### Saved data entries
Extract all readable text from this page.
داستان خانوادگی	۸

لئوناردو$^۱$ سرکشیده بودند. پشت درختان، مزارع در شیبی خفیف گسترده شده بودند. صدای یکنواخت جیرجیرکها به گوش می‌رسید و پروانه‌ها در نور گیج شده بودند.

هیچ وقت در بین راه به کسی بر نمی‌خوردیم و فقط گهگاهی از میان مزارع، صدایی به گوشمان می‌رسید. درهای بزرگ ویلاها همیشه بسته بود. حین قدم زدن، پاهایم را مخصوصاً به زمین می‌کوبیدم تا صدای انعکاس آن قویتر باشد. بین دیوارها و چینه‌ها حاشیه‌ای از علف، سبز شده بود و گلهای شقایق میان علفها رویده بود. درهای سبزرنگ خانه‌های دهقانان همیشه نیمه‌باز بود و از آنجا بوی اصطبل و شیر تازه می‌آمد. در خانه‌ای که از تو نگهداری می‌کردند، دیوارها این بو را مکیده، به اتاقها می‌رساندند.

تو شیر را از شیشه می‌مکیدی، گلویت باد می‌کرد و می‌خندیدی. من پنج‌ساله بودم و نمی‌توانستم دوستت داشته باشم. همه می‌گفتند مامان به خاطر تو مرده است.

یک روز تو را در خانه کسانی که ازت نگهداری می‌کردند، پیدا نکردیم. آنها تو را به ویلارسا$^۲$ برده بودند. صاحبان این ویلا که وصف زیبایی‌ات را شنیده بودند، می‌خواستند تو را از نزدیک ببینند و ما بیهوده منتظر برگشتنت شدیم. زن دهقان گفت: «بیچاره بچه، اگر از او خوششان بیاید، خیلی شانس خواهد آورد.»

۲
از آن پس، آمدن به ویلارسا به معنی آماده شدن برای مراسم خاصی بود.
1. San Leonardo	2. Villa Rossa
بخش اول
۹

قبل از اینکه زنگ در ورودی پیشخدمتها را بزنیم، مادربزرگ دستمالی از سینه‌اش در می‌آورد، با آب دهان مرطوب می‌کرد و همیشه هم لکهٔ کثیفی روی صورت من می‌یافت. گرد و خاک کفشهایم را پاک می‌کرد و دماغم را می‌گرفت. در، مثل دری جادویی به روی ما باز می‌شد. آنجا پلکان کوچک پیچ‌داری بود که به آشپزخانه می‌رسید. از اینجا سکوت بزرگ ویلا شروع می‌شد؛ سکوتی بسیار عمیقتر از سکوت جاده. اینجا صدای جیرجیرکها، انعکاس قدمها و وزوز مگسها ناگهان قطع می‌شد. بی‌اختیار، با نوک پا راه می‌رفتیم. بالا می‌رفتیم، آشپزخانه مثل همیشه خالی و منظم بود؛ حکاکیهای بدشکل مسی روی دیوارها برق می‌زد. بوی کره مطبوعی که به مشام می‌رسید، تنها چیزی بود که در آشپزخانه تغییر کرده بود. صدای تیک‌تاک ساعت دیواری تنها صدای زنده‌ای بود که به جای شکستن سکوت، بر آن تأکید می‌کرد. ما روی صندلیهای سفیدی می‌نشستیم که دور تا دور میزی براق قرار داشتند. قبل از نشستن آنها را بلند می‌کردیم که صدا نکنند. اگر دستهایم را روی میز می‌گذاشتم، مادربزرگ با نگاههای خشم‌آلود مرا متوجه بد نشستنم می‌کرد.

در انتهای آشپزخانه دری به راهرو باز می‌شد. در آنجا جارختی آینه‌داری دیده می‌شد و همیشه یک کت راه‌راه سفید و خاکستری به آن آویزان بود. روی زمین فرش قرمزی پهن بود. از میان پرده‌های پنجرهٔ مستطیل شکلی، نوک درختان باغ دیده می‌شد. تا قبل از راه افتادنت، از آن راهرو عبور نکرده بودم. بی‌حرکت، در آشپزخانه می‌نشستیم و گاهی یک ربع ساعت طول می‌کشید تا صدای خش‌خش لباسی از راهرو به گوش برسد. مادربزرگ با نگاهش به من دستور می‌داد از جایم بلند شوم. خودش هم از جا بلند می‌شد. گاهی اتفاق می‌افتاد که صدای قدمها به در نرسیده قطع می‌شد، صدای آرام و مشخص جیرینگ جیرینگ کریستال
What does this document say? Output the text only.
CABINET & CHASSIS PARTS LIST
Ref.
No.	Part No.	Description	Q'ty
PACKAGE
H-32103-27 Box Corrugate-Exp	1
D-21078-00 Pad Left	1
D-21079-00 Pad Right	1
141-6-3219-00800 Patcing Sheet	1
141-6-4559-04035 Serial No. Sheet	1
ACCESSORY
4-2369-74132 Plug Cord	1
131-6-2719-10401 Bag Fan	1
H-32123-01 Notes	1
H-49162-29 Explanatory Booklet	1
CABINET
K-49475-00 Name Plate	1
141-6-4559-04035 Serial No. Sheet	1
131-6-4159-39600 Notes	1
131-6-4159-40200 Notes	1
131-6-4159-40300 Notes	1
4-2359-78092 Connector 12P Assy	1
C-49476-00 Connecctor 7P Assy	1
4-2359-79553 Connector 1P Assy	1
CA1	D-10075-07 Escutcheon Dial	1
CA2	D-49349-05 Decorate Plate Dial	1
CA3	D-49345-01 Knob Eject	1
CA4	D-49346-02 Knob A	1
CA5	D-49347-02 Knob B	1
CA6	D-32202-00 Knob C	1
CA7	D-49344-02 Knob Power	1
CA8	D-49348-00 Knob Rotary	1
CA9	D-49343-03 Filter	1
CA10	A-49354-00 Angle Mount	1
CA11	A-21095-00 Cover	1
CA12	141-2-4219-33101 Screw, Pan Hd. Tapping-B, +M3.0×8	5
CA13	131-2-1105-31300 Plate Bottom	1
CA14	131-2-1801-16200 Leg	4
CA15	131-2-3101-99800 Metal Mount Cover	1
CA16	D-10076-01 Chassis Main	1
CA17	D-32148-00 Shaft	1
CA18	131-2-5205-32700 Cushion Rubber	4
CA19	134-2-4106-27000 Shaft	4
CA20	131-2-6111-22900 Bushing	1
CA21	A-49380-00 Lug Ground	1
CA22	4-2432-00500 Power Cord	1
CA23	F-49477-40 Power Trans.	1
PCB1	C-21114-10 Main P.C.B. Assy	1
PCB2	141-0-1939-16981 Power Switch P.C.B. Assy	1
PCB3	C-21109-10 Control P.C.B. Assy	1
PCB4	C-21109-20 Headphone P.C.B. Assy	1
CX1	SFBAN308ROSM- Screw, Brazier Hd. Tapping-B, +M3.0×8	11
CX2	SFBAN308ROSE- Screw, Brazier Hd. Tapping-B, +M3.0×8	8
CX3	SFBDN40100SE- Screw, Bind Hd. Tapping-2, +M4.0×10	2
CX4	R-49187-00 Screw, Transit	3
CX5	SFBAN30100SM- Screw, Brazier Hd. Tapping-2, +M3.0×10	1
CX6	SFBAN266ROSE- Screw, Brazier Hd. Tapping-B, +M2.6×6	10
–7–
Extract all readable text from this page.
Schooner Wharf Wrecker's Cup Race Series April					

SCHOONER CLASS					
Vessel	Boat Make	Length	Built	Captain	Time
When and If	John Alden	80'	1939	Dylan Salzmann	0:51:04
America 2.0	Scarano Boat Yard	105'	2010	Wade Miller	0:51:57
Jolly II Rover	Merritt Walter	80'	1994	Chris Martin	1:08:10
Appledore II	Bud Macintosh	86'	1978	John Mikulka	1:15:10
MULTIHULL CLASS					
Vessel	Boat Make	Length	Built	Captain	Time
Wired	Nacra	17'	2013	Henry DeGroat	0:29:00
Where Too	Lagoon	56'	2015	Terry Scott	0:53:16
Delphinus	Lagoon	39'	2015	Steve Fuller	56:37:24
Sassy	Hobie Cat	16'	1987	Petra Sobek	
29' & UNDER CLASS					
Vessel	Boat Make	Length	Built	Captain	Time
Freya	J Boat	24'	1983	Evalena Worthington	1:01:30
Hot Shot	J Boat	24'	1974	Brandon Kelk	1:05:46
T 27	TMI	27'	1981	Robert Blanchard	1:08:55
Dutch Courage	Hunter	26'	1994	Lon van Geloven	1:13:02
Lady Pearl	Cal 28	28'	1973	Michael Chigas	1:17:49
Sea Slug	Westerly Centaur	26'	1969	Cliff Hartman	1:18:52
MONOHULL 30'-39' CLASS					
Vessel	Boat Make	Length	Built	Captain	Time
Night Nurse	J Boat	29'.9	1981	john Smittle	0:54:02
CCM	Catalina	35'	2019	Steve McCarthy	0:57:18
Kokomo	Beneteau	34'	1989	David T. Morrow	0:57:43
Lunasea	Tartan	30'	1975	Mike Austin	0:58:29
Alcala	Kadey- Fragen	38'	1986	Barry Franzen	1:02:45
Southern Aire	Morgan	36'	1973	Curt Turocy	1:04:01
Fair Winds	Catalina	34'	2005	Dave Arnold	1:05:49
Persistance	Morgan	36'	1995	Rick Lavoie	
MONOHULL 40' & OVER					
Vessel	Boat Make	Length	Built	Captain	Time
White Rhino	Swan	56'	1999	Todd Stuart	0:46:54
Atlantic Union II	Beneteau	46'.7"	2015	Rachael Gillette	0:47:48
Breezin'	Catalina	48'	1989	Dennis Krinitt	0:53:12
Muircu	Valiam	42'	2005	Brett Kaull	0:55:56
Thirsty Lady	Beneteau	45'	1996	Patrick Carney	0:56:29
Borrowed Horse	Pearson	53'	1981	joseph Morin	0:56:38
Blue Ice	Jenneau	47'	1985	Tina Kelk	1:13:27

### Requirements
From the data, collect all lines where the string "Main" appears.

### Exercise result
CA16	D-10076-01 Chassis Main	1
PCB1	C-21114-10 Main P.C.B. Assy	1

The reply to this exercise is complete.